• EXERCISE INSTRUCTIONS: Reproduce the entire listing word for word.

----------

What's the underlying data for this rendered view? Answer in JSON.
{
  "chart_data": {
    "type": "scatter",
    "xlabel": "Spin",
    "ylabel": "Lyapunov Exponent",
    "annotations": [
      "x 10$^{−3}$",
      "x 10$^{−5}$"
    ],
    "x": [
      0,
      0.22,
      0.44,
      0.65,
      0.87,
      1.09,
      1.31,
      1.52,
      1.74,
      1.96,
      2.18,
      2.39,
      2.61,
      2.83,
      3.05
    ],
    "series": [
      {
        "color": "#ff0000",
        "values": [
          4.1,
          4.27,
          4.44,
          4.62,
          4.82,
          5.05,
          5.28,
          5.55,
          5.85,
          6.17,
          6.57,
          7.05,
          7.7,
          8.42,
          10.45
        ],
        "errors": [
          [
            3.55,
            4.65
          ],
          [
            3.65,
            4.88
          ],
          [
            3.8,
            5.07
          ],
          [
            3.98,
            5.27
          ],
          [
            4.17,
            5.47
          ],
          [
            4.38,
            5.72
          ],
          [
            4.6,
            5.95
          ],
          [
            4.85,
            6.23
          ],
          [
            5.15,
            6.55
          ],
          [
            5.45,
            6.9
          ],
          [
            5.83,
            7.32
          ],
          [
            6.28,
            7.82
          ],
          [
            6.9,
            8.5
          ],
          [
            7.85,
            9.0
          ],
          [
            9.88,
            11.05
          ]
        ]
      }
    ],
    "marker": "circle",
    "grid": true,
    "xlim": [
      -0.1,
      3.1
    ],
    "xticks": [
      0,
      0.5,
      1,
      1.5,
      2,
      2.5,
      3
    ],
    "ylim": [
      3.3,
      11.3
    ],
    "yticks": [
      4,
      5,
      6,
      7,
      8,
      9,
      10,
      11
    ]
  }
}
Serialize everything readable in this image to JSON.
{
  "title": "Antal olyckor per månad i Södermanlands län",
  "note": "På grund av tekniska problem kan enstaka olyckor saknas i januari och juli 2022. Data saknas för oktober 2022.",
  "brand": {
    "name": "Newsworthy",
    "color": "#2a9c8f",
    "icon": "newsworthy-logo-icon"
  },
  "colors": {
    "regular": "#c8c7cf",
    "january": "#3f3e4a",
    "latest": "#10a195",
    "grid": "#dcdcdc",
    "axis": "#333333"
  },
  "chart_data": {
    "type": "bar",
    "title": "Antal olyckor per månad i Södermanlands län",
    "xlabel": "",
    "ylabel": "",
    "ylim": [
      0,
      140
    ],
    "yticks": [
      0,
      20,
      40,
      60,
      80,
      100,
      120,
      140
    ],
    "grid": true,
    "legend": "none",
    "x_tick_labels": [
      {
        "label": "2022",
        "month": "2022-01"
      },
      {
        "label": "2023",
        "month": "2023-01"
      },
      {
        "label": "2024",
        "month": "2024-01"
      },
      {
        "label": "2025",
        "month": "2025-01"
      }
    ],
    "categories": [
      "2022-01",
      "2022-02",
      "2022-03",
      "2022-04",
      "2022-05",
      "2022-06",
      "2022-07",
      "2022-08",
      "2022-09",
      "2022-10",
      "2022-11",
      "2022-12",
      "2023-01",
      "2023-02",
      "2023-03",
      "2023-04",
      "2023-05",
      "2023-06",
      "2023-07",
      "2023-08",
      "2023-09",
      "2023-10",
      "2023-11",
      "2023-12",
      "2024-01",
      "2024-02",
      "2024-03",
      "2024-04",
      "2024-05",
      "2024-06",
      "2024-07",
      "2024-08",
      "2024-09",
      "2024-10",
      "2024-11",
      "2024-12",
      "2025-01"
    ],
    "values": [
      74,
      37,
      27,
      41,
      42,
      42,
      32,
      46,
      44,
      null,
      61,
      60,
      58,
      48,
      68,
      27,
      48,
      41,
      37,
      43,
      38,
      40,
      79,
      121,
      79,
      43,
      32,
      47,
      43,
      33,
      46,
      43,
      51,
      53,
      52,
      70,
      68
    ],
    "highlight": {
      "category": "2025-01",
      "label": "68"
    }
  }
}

----------

• SOLUTION BELOW:
What's the underlying data for this rendered view? Answer in JSON.
{
  "chart_data": {
    "type": "scatter",
    "xlabel": "Spin",
    "ylabel": "Lyapunov Exponent",
    "annotations": [
      "x 10$^{−3}$",
      "x 10$^{−5}$"
    ],
    "x": [
      0,
      0.22,
      0.44,
      0.65,
      0.87,
      1.09,
      1.31,
      1.52,
      1.74,
      1.96,
      2.18,
      2.39,
      2.61,
      2.83,
      3.05
    ],
    "series": [
      {
        "color": "#ff0000",
        "values": [
          4.1,
          4.27,
          4.44,
          4.62,
          4.82,
          5.05,
          5.28,
          5.55,
          5.85,
          6.17,
          6.57,
          7.05,
          7.7,
          8.42,
          10.45
        ],
        "errors": [
          [
            3.55,
            4.65
          ],
          [
            3.65,
            4.88
          ],
          [
            3.8,
            5.07
          ],
          [
            3.98,
            5.27
          ],
          [
            4.17,
            5.47
          ],
          [
            4.38,
            5.72
          ],
          [
            4.6,
            5.95
          ],
          [
            4.85,
            6.23
          ],
          [
            5.15,
            6.55
          ],
          [
            5.45,
            6.9
          ],
          [
            5.83,
            7.32
          ],
          [
            6.28,
            7.82
          ],
          [
            6.9,
            8.5
          ],
          [
            7.85,
            9.0
          ],
          [
            9.88,
            11.05
          ]
        ]
      }
    ],
    "marker": "circle",
    "grid": true,
    "xlim": [
      -0.1,
      3.1
    ],
    "xticks": [
      0,
      0.5,
      1,
      1.5,
      2,
      2.5,
      3
    ],
    "ylim": [
      3.3,
      11.3
    ],
    "yticks": [
      4,
      5,
      6,
      7,
      8,
      9,
      10,
      11
    ]
  }
}
Serialize everything readable in this image to JSON.
{
  "title": "Antal olyckor per månad i Södermanlands län",
  "note": "På grund av tekniska problem kan enstaka olyckor saknas i januari och juli 2022. Data saknas för oktober 2022.",
  "brand": {
    "name": "Newsworthy",
    "color": "#2a9c8f",
    "icon": "newsworthy-logo-icon"
  },
  "colors": {
    "regular": "#c8c7cf",
    "january": "#3f3e4a",
    "latest": "#10a195",
    "grid": "#dcdcdc",
    "axis": "#333333"
  },
  "chart_data": {
    "type": "bar",
    "title": "Antal olyckor per månad i Södermanlands län",
    "xlabel": "",
    "ylabel": "",
    "ylim": [
      0,
      140
    ],
    "yticks": [
      0,
      20,
      40,
      60,
      80,
      100,
      120,
      140
    ],
    "grid": true,
    "legend": "none",
    "x_tick_labels": [
      {
        "label": "2022",
        "month": "2022-01"
      },
      {
        "label": "2023",
        "month": "2023-01"
      },
      {
        "label": "2024",
        "month": "2024-01"
      },
      {
        "label": "2025",
        "month": "2025-01"
      }
    ],
    "categories": [
      "2022-01",
      "2022-02",
      "2022-03",
      "2022-04",
      "2022-05",
      "2022-06",
      "2022-07",
      "2022-08",
      "2022-09",
      "2022-10",
      "2022-11",
      "2022-12",
      "2023-01",
      "2023-02",
      "2023-03",
      "2023-04",
      "2023-05",
      "2023-06",
      "2023-07",
      "2023-08",
      "2023-09",
      "2023-10",
      "2023-11",
      "2023-12",
      "2024-01",
      "2024-02",
      "2024-03",
      "2024-04",
      "2024-05",
      "2024-06",
      "2024-07",
      "2024-08",
      "2024-09",
      "2024-10",
      "2024-11",
      "2024-12",
      "2025-01"
    ],
    "values": [
      74,
      37,
      27,
      41,
      42,
      42,
      32,
      46,
      44,
      null,
      61,
      60,
      58,
      48,
      68,
      27,
      48,
      41,
      37,
      43,
      38,
      40,
      79,
      121,
      79,
      43,
      32,
      47,
      43,
      33,
      46,
      43,
      51,
      53,
      52,
      70,
      68
    ],
    "highlight": {
      "category": "2025-01",
      "label": "68"
    }
  }
}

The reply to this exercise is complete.